Work to complete
Skip every picture and copy only the lines from the one containing "What data populates" to the final line of the records below.
+++
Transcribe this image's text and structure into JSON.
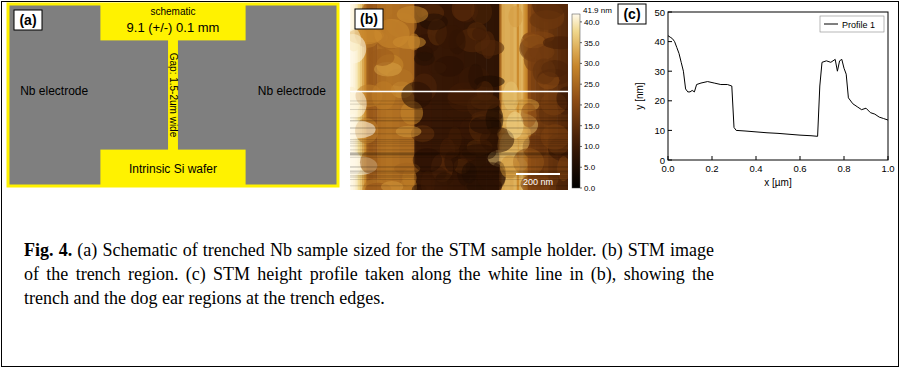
{
  "schematic": {
    "label": "(a)",
    "title": "schematic",
    "dimension": "9.1 (+/-) 0.1 mm",
    "gap": "Gap: 1.5-2um wide",
    "electrodes": [
      "Nb electrode",
      "Nb electrode"
    ],
    "substrate": "Intrinsic Si wafer"
  },
  "stm_image": {
    "label": "(b)",
    "scale_bar": "200 nm",
    "colorbar": {
      "range": [
        0,
        41.9
      ],
      "max_label": "41.9 nm",
      "ticks": [
        {
          "value": 40,
          "label": "40.0"
        },
        {
          "value": 35,
          "label": "35.0"
        },
        {
          "value": 30,
          "label": "30.0"
        },
        {
          "value": 25,
          "label": "25.0"
        },
        {
          "value": 20,
          "label": "20.0"
        },
        {
          "value": 15,
          "label": "15.0"
        },
        {
          "value": 10,
          "label": "10.0"
        },
        {
          "value": 5,
          "label": "5.0"
        },
        {
          "value": 0,
          "label": "0.0"
        }
      ]
    }
  },
  "chart_data": {
    "type": "line",
    "label": "(c)",
    "xlabel": "x [µm]",
    "ylabel": "y [nm]",
    "x": [
      0.0,
      0.01,
      0.02,
      0.03,
      0.04,
      0.05,
      0.06,
      0.07,
      0.08,
      0.09,
      0.1,
      0.11,
      0.12,
      0.13,
      0.15,
      0.18,
      0.21,
      0.24,
      0.27,
      0.29,
      0.3,
      0.31,
      0.35,
      0.4,
      0.45,
      0.5,
      0.55,
      0.6,
      0.65,
      0.68,
      0.69,
      0.7,
      0.72,
      0.74,
      0.76,
      0.77,
      0.78,
      0.79,
      0.8,
      0.81,
      0.82,
      0.84,
      0.86,
      0.88,
      0.9,
      0.92,
      0.94,
      0.96,
      0.98,
      1.0
    ],
    "series": [
      {
        "name": "Profile 1",
        "color": "#000000",
        "values": [
          42,
          41.5,
          41,
          40,
          38,
          36,
          33,
          30,
          24,
          23,
          23,
          23.5,
          23,
          25.5,
          26,
          26.5,
          26,
          25.5,
          25.5,
          25,
          11,
          10,
          9.8,
          9.5,
          9.2,
          9,
          8.7,
          8.4,
          8.2,
          8,
          25,
          33,
          33.5,
          33,
          34,
          30,
          33.5,
          34,
          31,
          29,
          21,
          19,
          18,
          17,
          17.5,
          16,
          15.5,
          14.5,
          14,
          13.5
        ]
      }
    ],
    "xlim": [
      0,
      1
    ],
    "ylim": [
      0,
      50
    ],
    "xticks": [
      {
        "value": 0,
        "label": "0.0"
      },
      0.2,
      0.4,
      0.6,
      0.8,
      {
        "value": 1,
        "label": "1.0"
      }
    ],
    "yticks": [
      0,
      10,
      20,
      30,
      40,
      50
    ],
    "grid": false,
    "legend": "upper right"
  },
  "caption": {
    "label": "Fig. 4.",
    "text": "(a) Schematic of trenched Nb sample sized for the STM sample holder. (b) STM image of the trench region. (c) STM height profile taken along the white line in (b), showing the trench and the dog ear regions at the trench edges."
  }
}
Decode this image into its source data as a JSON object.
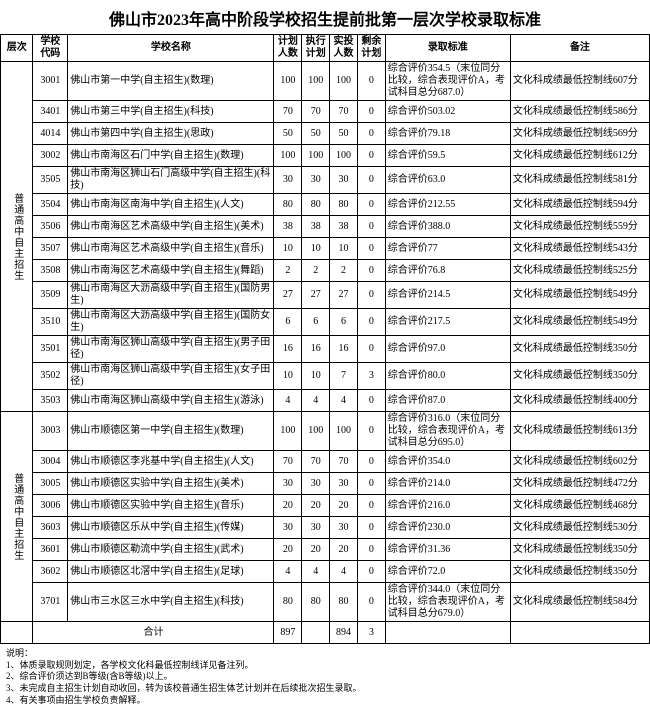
{
  "title": "佛山市2023年高中阶段学校招生提前批第一层次学校录取标准",
  "columns": [
    "层次",
    "学校代码",
    "学校名称",
    "计划人数",
    "执行计划",
    "实投人数",
    "剩余计划",
    "录取标准",
    "备注"
  ],
  "groups": [
    {
      "level": "普通高中自主招生",
      "rows": [
        {
          "code": "3001",
          "name": "佛山市第一中学(自主招生)(数理)",
          "plan": "100",
          "exec": "100",
          "actual": "100",
          "remain": "0",
          "std": "综合评价354.5（末位同分比较，综合表现评价A，考试科目总分687.0）",
          "remark": "文化科成绩最低控制线607分"
        },
        {
          "code": "3401",
          "name": "佛山市第三中学(自主招生)(科技)",
          "plan": "70",
          "exec": "70",
          "actual": "70",
          "remain": "0",
          "std": "综合评价503.02",
          "remark": "文化科成绩最低控制线586分"
        },
        {
          "code": "4014",
          "name": "佛山市第四中学(自主招生)(思政)",
          "plan": "50",
          "exec": "50",
          "actual": "50",
          "remain": "0",
          "std": "综合评价79.18",
          "remark": "文化科成绩最低控制线569分"
        },
        {
          "code": "3002",
          "name": "佛山市南海区石门中学(自主招生)(数理)",
          "plan": "100",
          "exec": "100",
          "actual": "100",
          "remain": "0",
          "std": "综合评价59.5",
          "remark": "文化科成绩最低控制线612分"
        },
        {
          "code": "3505",
          "name": "佛山市南海区狮山石门高级中学(自主招生)(科技)",
          "plan": "30",
          "exec": "30",
          "actual": "30",
          "remain": "0",
          "std": "综合评价63.0",
          "remark": "文化科成绩最低控制线581分"
        },
        {
          "code": "3504",
          "name": "佛山市南海区南海中学(自主招生)(人文)",
          "plan": "80",
          "exec": "80",
          "actual": "80",
          "remain": "0",
          "std": "综合评价212.55",
          "remark": "文化科成绩最低控制线594分"
        },
        {
          "code": "3506",
          "name": "佛山市南海区艺术高级中学(自主招生)(美术)",
          "plan": "38",
          "exec": "38",
          "actual": "38",
          "remain": "0",
          "std": "综合评价388.0",
          "remark": "文化科成绩最低控制线559分"
        },
        {
          "code": "3507",
          "name": "佛山市南海区艺术高级中学(自主招生)(音乐)",
          "plan": "10",
          "exec": "10",
          "actual": "10",
          "remain": "0",
          "std": "综合评价77",
          "remark": "文化科成绩最低控制线543分"
        },
        {
          "code": "3508",
          "name": "佛山市南海区艺术高级中学(自主招生)(舞蹈)",
          "plan": "2",
          "exec": "2",
          "actual": "2",
          "remain": "0",
          "std": "综合评价76.8",
          "remark": "文化科成绩最低控制线525分"
        },
        {
          "code": "3509",
          "name": "佛山市南海区大沥高级中学(自主招生)(国防男生)",
          "plan": "27",
          "exec": "27",
          "actual": "27",
          "remain": "0",
          "std": "综合评价214.5",
          "remark": "文化科成绩最低控制线549分"
        },
        {
          "code": "3510",
          "name": "佛山市南海区大沥高级中学(自主招生)(国防女生)",
          "plan": "6",
          "exec": "6",
          "actual": "6",
          "remain": "0",
          "std": "综合评价217.5",
          "remark": "文化科成绩最低控制线549分"
        },
        {
          "code": "3501",
          "name": "佛山市南海区狮山高级中学(自主招生)(男子田径)",
          "plan": "16",
          "exec": "16",
          "actual": "16",
          "remain": "0",
          "std": "综合评价97.0",
          "remark": "文化科成绩最低控制线350分"
        },
        {
          "code": "3502",
          "name": "佛山市南海区狮山高级中学(自主招生)(女子田径)",
          "plan": "10",
          "exec": "10",
          "actual": "7",
          "remain": "3",
          "std": "综合评价80.0",
          "remark": "文化科成绩最低控制线350分"
        },
        {
          "code": "3503",
          "name": "佛山市南海区狮山高级中学(自主招生)(游泳)",
          "plan": "4",
          "exec": "4",
          "actual": "4",
          "remain": "0",
          "std": "综合评价87.0",
          "remark": "文化科成绩最低控制线400分"
        }
      ]
    },
    {
      "level": "普通高中自主招生",
      "rows": [
        {
          "code": "3003",
          "name": "佛山市顺德区第一中学(自主招生)(数理)",
          "plan": "100",
          "exec": "100",
          "actual": "100",
          "remain": "0",
          "std": "综合评价316.0（末位同分比较，综合表现评价A，考试科目总分695.0）",
          "remark": "文化科成绩最低控制线613分"
        },
        {
          "code": "3004",
          "name": "佛山市顺德区李兆基中学(自主招生)(人文)",
          "plan": "70",
          "exec": "70",
          "actual": "70",
          "remain": "0",
          "std": "综合评价354.0",
          "remark": "文化科成绩最低控制线602分"
        },
        {
          "code": "3005",
          "name": "佛山市顺德区实验中学(自主招生)(美术)",
          "plan": "30",
          "exec": "30",
          "actual": "30",
          "remain": "0",
          "std": "综合评价214.0",
          "remark": "文化科成绩最低控制线472分"
        },
        {
          "code": "3006",
          "name": "佛山市顺德区实验中学(自主招生)(音乐)",
          "plan": "20",
          "exec": "20",
          "actual": "20",
          "remain": "0",
          "std": "综合评价216.0",
          "remark": "文化科成绩最低控制线468分"
        },
        {
          "code": "3603",
          "name": "佛山市顺德区乐从中学(自主招生)(传媒)",
          "plan": "30",
          "exec": "30",
          "actual": "30",
          "remain": "0",
          "std": "综合评价230.0",
          "remark": "文化科成绩最低控制线530分"
        },
        {
          "code": "3601",
          "name": "佛山市顺德区勒流中学(自主招生)(武术)",
          "plan": "20",
          "exec": "20",
          "actual": "20",
          "remain": "0",
          "std": "综合评价31.36",
          "remark": "文化科成绩最低控制线350分"
        },
        {
          "code": "3602",
          "name": "佛山市顺德区北滘中学(自主招生)(足球)",
          "plan": "4",
          "exec": "4",
          "actual": "4",
          "remain": "0",
          "std": "综合评价72.0",
          "remark": "文化科成绩最低控制线350分"
        },
        {
          "code": "3701",
          "name": "佛山市三水区三水中学(自主招生)(科技)",
          "plan": "80",
          "exec": "80",
          "actual": "80",
          "remain": "0",
          "std": "综合评价344.0（末位同分比较，综合表现评价A，考试科目总分679.0）",
          "remark": "文化科成绩最低控制线584分"
        }
      ]
    }
  ],
  "total": {
    "label": "合计",
    "plan": "897",
    "exec": "",
    "actual": "894",
    "remain": "3",
    "std": "",
    "remark": ""
  },
  "notes_title": "说明：",
  "notes": [
    "1、体质录取规则划定，各学校文化科最低控制线详见备注列。",
    "2、综合评价须达到B等级(含B等级)以上。",
    "3、未完成自主招生计划自动收回，转为该校普通生招生体艺计划并在后续批次招生录取。",
    "4、有关事项由招生学校负责解释。"
  ]
}
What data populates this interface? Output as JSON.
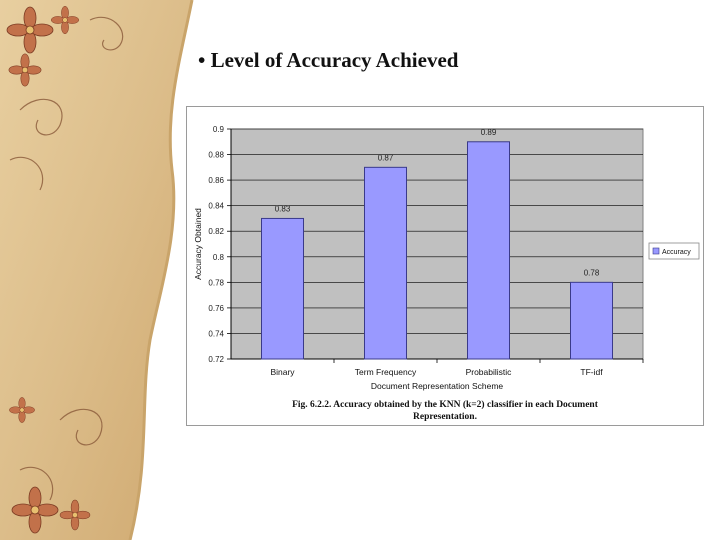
{
  "slide": {
    "bullet": "•",
    "title": "Level of Accuracy Achieved"
  },
  "chart_data": {
    "type": "bar",
    "categories": [
      "Binary",
      "Term Frequency",
      "Probabilistic",
      "TF-idf"
    ],
    "series": [
      {
        "name": "Accuracy",
        "values": [
          0.83,
          0.87,
          0.89,
          0.78
        ]
      }
    ],
    "data_labels": [
      "0.83",
      "0.87",
      "0.89",
      "0.78"
    ],
    "xlabel": "Document Representation Scheme",
    "ylabel": "Accuracy Obtained",
    "ylim": [
      0.72,
      0.9
    ],
    "yticks": [
      "0.9",
      "0.88",
      "0.86",
      "0.84",
      "0.82",
      "0.8",
      "0.78",
      "0.76",
      "0.74",
      "0.72"
    ],
    "grid": true,
    "legend": "right",
    "colors": {
      "bar": "#9999ff",
      "bar_edge": "#3a3a8a",
      "plot_bg": "#c0c0c0"
    },
    "caption_line1": "Fig. 6.2.2. Accuracy obtained by the KNN (k=2) classifier in each Document",
    "caption_line2": "Representation."
  }
}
+++
Task answer
What data populates this interface? Output as JSON.
{
  "slide": {
    "bullet": "•",
    "title": "Level of Accuracy Achieved"
  },
  "chart_data": {
    "type": "bar",
    "categories": [
      "Binary",
      "Term Frequency",
      "Probabilistic",
      "TF-idf"
    ],
    "series": [
      {
        "name": "Accuracy",
        "values": [
          0.83,
          0.87,
          0.89,
          0.78
        ]
      }
    ],
    "data_labels": [
      "0.83",
      "0.87",
      "0.89",
      "0.78"
    ],
    "xlabel": "Document Representation Scheme",
    "ylabel": "Accuracy Obtained",
    "ylim": [
      0.72,
      0.9
    ],
    "yticks": [
      "0.9",
      "0.88",
      "0.86",
      "0.84",
      "0.82",
      "0.8",
      "0.78",
      "0.76",
      "0.74",
      "0.72"
    ],
    "grid": true,
    "legend": "right",
    "colors": {
      "bar": "#9999ff",
      "bar_edge": "#3a3a8a",
      "plot_bg": "#c0c0c0"
    },
    "caption_line1": "Fig. 6.2.2. Accuracy obtained by the KNN (k=2) classifier in each Document",
    "caption_line2": "Representation."
  }
}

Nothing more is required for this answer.